#### PROMPT:
Extract all data as written.

Dataset records:

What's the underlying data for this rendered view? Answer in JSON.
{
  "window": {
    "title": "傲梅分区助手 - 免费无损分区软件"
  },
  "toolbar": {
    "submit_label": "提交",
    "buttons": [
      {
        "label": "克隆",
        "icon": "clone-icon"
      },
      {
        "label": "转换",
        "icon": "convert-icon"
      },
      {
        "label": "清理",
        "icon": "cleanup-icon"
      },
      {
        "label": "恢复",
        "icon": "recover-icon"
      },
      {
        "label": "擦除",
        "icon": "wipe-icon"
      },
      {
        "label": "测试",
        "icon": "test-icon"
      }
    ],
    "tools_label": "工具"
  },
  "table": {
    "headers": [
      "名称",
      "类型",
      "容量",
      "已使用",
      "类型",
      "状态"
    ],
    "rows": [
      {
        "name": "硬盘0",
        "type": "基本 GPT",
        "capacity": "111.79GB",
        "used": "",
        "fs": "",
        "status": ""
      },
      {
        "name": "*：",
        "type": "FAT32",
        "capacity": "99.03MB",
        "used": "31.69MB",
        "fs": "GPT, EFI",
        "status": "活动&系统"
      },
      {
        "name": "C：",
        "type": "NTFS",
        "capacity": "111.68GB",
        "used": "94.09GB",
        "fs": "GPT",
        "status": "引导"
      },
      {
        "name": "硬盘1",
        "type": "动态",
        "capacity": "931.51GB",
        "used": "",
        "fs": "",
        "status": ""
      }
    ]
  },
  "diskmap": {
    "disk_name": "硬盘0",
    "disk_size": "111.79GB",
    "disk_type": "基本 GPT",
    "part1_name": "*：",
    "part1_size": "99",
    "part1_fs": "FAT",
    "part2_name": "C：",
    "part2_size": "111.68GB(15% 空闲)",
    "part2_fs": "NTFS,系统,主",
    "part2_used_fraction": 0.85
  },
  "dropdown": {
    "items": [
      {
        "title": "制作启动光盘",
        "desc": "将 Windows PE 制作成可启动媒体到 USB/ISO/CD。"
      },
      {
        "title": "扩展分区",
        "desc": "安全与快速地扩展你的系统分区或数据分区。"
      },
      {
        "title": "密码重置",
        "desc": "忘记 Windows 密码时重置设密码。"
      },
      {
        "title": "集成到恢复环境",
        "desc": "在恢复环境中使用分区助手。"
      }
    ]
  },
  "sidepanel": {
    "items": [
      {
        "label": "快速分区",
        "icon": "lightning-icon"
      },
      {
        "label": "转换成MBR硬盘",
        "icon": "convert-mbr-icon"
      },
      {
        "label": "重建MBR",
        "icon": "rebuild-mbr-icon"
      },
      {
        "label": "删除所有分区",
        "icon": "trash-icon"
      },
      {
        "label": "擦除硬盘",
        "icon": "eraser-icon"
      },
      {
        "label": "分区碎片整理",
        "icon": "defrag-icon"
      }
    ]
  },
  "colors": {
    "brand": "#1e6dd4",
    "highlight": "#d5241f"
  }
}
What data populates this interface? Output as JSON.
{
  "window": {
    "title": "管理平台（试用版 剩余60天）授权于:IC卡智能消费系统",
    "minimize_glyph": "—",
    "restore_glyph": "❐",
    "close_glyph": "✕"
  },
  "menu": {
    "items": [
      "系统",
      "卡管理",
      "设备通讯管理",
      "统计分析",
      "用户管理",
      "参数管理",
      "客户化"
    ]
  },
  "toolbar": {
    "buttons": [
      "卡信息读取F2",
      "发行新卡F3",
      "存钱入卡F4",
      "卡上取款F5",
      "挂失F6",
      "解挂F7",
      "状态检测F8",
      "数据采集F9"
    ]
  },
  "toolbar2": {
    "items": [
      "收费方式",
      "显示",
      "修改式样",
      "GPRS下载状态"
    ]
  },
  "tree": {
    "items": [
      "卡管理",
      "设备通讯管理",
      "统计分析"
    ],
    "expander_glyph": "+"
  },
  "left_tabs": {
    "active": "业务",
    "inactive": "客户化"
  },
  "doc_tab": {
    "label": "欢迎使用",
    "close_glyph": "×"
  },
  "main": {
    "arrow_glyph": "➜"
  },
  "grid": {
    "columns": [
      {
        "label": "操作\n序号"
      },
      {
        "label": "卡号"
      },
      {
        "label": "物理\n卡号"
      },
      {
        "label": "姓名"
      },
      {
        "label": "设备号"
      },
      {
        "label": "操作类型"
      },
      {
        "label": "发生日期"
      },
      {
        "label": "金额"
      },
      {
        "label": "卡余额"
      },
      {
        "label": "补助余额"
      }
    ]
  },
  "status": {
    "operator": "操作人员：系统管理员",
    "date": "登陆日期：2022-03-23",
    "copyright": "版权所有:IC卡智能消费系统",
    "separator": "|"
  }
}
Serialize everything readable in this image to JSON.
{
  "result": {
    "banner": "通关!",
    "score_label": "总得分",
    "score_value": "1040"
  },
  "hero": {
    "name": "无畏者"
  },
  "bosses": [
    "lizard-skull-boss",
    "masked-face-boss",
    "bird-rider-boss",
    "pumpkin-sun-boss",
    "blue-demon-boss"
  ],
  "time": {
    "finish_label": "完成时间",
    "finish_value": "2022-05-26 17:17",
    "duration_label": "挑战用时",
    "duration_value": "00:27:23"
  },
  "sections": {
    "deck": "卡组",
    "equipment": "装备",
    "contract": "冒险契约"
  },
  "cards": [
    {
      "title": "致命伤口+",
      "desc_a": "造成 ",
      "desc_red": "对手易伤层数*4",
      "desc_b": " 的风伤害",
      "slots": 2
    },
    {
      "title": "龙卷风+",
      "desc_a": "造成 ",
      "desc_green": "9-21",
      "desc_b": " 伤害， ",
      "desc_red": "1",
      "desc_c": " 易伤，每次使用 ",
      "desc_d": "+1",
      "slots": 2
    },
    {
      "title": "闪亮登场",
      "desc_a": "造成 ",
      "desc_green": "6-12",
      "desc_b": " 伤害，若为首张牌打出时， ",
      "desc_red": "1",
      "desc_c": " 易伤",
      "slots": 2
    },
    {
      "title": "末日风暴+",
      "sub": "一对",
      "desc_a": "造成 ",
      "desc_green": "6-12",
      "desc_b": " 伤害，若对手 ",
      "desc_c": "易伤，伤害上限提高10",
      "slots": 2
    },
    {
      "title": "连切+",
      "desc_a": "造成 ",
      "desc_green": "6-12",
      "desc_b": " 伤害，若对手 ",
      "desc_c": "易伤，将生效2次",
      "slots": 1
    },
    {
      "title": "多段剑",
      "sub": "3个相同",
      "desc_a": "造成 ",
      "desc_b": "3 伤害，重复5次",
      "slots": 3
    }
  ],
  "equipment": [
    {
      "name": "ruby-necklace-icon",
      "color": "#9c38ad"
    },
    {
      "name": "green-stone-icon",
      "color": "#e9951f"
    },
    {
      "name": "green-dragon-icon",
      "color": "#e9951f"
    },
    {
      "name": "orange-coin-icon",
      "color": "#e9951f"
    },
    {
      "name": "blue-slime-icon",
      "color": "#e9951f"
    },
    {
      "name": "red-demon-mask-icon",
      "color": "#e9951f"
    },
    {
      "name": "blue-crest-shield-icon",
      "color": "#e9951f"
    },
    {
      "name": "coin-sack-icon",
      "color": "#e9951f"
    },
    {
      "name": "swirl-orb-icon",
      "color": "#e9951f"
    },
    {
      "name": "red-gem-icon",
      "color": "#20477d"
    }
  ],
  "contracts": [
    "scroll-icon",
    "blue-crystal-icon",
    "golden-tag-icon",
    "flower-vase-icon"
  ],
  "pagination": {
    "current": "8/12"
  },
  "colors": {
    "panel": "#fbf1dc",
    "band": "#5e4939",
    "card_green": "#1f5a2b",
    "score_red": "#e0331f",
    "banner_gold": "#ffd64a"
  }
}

#### SOLUTION TO THIS PROBLEM:
What's the underlying data for this rendered view? Answer in JSON.
{
  "window": {
    "title": "傲梅分区助手 - 免费无损分区软件"
  },
  "toolbar": {
    "submit_label": "提交",
    "buttons": [
      {
        "label": "克隆",
        "icon": "clone-icon"
      },
      {
        "label": "转换",
        "icon": "convert-icon"
      },
      {
        "label": "清理",
        "icon": "cleanup-icon"
      },
      {
        "label": "恢复",
        "icon": "recover-icon"
      },
      {
        "label": "擦除",
        "icon": "wipe-icon"
      },
      {
        "label": "测试",
        "icon": "test-icon"
      }
    ],
    "tools_label": "工具"
  },
  "table": {
    "headers": [
      "名称",
      "类型",
      "容量",
      "已使用",
      "类型",
      "状态"
    ],
    "rows": [
      {
        "name": "硬盘0",
        "type": "基本 GPT",
        "capacity": "111.79GB",
        "used": "",
        "fs": "",
        "status": ""
      },
      {
        "name": "*：",
        "type": "FAT32",
        "capacity": "99.03MB",
        "used": "31.69MB",
        "fs": "GPT, EFI",
        "status": "活动&系统"
      },
      {
        "name": "C：",
        "type": "NTFS",
        "capacity": "111.68GB",
        "used": "94.09GB",
        "fs": "GPT",
        "status": "引导"
      },
      {
        "name": "硬盘1",
        "type": "动态",
        "capacity": "931.51GB",
        "used": "",
        "fs": "",
        "status": ""
      }
    ]
  },
  "diskmap": {
    "disk_name": "硬盘0",
    "disk_size": "111.79GB",
    "disk_type": "基本 GPT",
    "part1_name": "*：",
    "part1_size": "99",
    "part1_fs": "FAT",
    "part2_name": "C：",
    "part2_size": "111.68GB(15% 空闲)",
    "part2_fs": "NTFS,系统,主",
    "part2_used_fraction": 0.85
  },
  "dropdown": {
    "items": [
      {
        "title": "制作启动光盘",
        "desc": "将 Windows PE 制作成可启动媒体到 USB/ISO/CD。"
      },
      {
        "title": "扩展分区",
        "desc": "安全与快速地扩展你的系统分区或数据分区。"
      },
      {
        "title": "密码重置",
        "desc": "忘记 Windows 密码时重置设密码。"
      },
      {
        "title": "集成到恢复环境",
        "desc": "在恢复环境中使用分区助手。"
      }
    ]
  },
  "sidepanel": {
    "items": [
      {
        "label": "快速分区",
        "icon": "lightning-icon"
      },
      {
        "label": "转换成MBR硬盘",
        "icon": "convert-mbr-icon"
      },
      {
        "label": "重建MBR",
        "icon": "rebuild-mbr-icon"
      },
      {
        "label": "删除所有分区",
        "icon": "trash-icon"
      },
      {
        "label": "擦除硬盘",
        "icon": "eraser-icon"
      },
      {
        "label": "分区碎片整理",
        "icon": "defrag-icon"
      }
    ]
  },
  "colors": {
    "brand": "#1e6dd4",
    "highlight": "#d5241f"
  }
}
What data populates this interface? Output as JSON.
{
  "window": {
    "title": "管理平台（试用版 剩余60天）授权于:IC卡智能消费系统",
    "minimize_glyph": "—",
    "restore_glyph": "❐",
    "close_glyph": "✕"
  },
  "menu": {
    "items": [
      "系统",
      "卡管理",
      "设备通讯管理",
      "统计分析",
      "用户管理",
      "参数管理",
      "客户化"
    ]
  },
  "toolbar": {
    "buttons": [
      "卡信息读取F2",
      "发行新卡F3",
      "存钱入卡F4",
      "卡上取款F5",
      "挂失F6",
      "解挂F7",
      "状态检测F8",
      "数据采集F9"
    ]
  },
  "toolbar2": {
    "items": [
      "收费方式",
      "显示",
      "修改式样",
      "GPRS下载状态"
    ]
  },
  "tree": {
    "items": [
      "卡管理",
      "设备通讯管理",
      "统计分析"
    ],
    "expander_glyph": "+"
  },
  "left_tabs": {
    "active": "业务",
    "inactive": "客户化"
  },
  "doc_tab": {
    "label": "欢迎使用",
    "close_glyph": "×"
  },
  "main": {
    "arrow_glyph": "➜"
  },
  "grid": {
    "columns": [
      {
        "label": "操作\n序号"
      },
      {
        "label": "卡号"
      },
      {
        "label": "物理\n卡号"
      },
      {
        "label": "姓名"
      },
      {
        "label": "设备号"
      },
      {
        "label": "操作类型"
      },
      {
        "label": "发生日期"
      },
      {
        "label": "金额"
      },
      {
        "label": "卡余额"
      },
      {
        "label": "补助余额"
      }
    ]
  },
  "status": {
    "operator": "操作人员：系统管理员",
    "date": "登陆日期：2022-03-23",
    "copyright": "版权所有:IC卡智能消费系统",
    "separator": "|"
  }
}
Serialize everything readable in this image to JSON.
{
  "result": {
    "banner": "通关!",
    "score_label": "总得分",
    "score_value": "1040"
  },
  "hero": {
    "name": "无畏者"
  },
  "bosses": [
    "lizard-skull-boss",
    "masked-face-boss",
    "bird-rider-boss",
    "pumpkin-sun-boss",
    "blue-demon-boss"
  ],
  "time": {
    "finish_label": "完成时间",
    "finish_value": "2022-05-26 17:17",
    "duration_label": "挑战用时",
    "duration_value": "00:27:23"
  },
  "sections": {
    "deck": "卡组",
    "equipment": "装备",
    "contract": "冒险契约"
  },
  "cards": [
    {
      "title": "致命伤口+",
      "desc_a": "造成 ",
      "desc_red": "对手易伤层数*4",
      "desc_b": " 的风伤害",
      "slots": 2
    },
    {
      "title": "龙卷风+",
      "desc_a": "造成 ",
      "desc_green": "9-21",
      "desc_b": " 伤害， ",
      "desc_red": "1",
      "desc_c": " 易伤，每次使用 ",
      "desc_d": "+1",
      "slots": 2
    },
    {
      "title": "闪亮登场",
      "desc_a": "造成 ",
      "desc_green": "6-12",
      "desc_b": " 伤害，若为首张牌打出时， ",
      "desc_red": "1",
      "desc_c": " 易伤",
      "slots": 2
    },
    {
      "title": "末日风暴+",
      "sub": "一对",
      "desc_a": "造成 ",
      "desc_green": "6-12",
      "desc_b": " 伤害，若对手 ",
      "desc_c": "易伤，伤害上限提高10",
      "slots": 2
    },
    {
      "title": "连切+",
      "desc_a": "造成 ",
      "desc_green": "6-12",
      "desc_b": " 伤害，若对手 ",
      "desc_c": "易伤，将生效2次",
      "slots": 1
    },
    {
      "title": "多段剑",
      "sub": "3个相同",
      "desc_a": "造成 ",
      "desc_b": "3 伤害，重复5次",
      "slots": 3
    }
  ],
  "equipment": [
    {
      "name": "ruby-necklace-icon",
      "color": "#9c38ad"
    },
    {
      "name": "green-stone-icon",
      "color": "#e9951f"
    },
    {
      "name": "green-dragon-icon",
      "color": "#e9951f"
    },
    {
      "name": "orange-coin-icon",
      "color": "#e9951f"
    },
    {
      "name": "blue-slime-icon",
      "color": "#e9951f"
    },
    {
      "name": "red-demon-mask-icon",
      "color": "#e9951f"
    },
    {
      "name": "blue-crest-shield-icon",
      "color": "#e9951f"
    },
    {
      "name": "coin-sack-icon",
      "color": "#e9951f"
    },
    {
      "name": "swirl-orb-icon",
      "color": "#e9951f"
    },
    {
      "name": "red-gem-icon",
      "color": "#20477d"
    }
  ],
  "contracts": [
    "scroll-icon",
    "blue-crystal-icon",
    "golden-tag-icon",
    "flower-vase-icon"
  ],
  "pagination": {
    "current": "8/12"
  },
  "colors": {
    "panel": "#fbf1dc",
    "band": "#5e4939",
    "card_green": "#1f5a2b",
    "score_red": "#e0331f",
    "banner_gold": "#ffd64a"
  }
}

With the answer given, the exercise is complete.